DIRECTION »
From the entries that follow, gather each line holding the word "Table".

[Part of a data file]
▽

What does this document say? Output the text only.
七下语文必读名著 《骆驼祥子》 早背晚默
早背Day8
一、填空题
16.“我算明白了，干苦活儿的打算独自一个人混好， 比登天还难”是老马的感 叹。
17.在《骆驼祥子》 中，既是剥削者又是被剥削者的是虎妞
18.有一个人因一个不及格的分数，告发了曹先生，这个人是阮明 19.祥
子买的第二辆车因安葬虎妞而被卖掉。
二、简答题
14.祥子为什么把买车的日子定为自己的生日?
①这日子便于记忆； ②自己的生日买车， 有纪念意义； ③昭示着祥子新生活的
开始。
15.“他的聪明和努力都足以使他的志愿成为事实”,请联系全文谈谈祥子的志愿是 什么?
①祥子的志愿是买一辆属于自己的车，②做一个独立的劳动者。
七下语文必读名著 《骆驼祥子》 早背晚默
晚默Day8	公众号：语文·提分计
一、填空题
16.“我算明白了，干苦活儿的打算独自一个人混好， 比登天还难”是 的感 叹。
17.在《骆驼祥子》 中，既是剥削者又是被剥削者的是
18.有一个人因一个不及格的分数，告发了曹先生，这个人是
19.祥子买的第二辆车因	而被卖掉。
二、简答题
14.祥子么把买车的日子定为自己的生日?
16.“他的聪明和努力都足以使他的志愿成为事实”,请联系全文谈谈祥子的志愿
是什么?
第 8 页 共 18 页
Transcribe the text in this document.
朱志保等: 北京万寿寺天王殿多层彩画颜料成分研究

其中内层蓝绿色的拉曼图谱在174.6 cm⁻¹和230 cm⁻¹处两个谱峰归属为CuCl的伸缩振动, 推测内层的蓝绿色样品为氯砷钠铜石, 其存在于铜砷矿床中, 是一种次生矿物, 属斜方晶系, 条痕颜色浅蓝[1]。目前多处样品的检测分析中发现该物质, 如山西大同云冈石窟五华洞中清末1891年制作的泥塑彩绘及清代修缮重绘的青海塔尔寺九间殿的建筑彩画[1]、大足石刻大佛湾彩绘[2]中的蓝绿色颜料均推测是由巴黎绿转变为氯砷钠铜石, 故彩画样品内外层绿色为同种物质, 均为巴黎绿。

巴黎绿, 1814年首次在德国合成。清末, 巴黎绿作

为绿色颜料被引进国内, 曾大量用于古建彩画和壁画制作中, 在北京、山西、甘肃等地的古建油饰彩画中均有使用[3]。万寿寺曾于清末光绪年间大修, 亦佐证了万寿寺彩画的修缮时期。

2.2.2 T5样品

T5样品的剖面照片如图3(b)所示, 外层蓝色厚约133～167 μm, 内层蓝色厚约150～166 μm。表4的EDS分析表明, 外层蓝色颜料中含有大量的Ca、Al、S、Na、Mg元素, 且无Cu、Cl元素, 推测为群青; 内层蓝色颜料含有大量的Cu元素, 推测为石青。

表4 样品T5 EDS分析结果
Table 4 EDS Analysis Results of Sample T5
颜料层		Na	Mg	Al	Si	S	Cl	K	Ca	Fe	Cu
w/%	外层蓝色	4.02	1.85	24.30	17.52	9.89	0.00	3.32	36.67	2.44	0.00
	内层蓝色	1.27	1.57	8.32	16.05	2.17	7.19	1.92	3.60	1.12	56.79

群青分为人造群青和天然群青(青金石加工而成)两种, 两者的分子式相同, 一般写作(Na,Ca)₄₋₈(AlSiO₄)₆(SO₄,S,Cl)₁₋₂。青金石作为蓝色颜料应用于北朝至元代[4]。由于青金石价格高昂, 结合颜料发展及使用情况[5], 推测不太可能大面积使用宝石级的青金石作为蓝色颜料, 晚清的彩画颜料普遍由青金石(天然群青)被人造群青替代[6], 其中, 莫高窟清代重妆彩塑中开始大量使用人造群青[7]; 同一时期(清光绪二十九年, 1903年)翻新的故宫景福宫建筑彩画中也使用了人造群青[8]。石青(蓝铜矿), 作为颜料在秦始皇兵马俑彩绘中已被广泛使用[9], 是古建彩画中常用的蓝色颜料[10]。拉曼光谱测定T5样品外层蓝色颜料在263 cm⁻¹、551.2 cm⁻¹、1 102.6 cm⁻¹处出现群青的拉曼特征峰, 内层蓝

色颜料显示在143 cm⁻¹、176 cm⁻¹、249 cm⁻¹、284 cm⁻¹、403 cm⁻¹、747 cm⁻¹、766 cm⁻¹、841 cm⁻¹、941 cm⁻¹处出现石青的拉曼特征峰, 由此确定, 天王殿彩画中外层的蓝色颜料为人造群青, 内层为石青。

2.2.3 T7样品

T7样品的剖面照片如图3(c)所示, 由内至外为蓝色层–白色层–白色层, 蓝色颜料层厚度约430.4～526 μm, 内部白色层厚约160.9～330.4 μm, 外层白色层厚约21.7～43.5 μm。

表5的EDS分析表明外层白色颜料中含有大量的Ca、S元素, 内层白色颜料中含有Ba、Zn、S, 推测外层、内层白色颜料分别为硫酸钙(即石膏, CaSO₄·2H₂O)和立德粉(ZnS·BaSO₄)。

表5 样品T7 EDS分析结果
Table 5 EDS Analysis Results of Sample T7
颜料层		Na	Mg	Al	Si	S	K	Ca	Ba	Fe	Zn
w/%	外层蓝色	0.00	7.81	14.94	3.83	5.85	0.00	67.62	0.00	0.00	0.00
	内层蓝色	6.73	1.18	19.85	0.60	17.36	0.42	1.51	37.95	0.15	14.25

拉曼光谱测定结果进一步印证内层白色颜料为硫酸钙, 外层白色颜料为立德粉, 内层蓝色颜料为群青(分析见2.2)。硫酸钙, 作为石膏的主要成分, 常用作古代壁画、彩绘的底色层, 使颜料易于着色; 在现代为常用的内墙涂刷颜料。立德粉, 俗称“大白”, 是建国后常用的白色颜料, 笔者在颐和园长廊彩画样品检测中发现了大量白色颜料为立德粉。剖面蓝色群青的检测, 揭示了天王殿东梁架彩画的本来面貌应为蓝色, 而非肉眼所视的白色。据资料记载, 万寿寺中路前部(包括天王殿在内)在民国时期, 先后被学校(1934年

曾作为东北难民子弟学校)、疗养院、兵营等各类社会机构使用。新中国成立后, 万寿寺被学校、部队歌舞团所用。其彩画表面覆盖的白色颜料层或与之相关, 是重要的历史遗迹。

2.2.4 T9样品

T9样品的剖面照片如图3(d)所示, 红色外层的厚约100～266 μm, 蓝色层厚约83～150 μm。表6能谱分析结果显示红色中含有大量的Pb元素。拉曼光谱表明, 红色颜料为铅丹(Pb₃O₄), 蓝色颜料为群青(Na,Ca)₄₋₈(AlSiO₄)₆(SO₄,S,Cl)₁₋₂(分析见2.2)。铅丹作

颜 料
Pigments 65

△

FINISHED TASK »
Table 4 EDS Analysis Results of Sample T5
Table 5 EDS Analysis Results of Sample T7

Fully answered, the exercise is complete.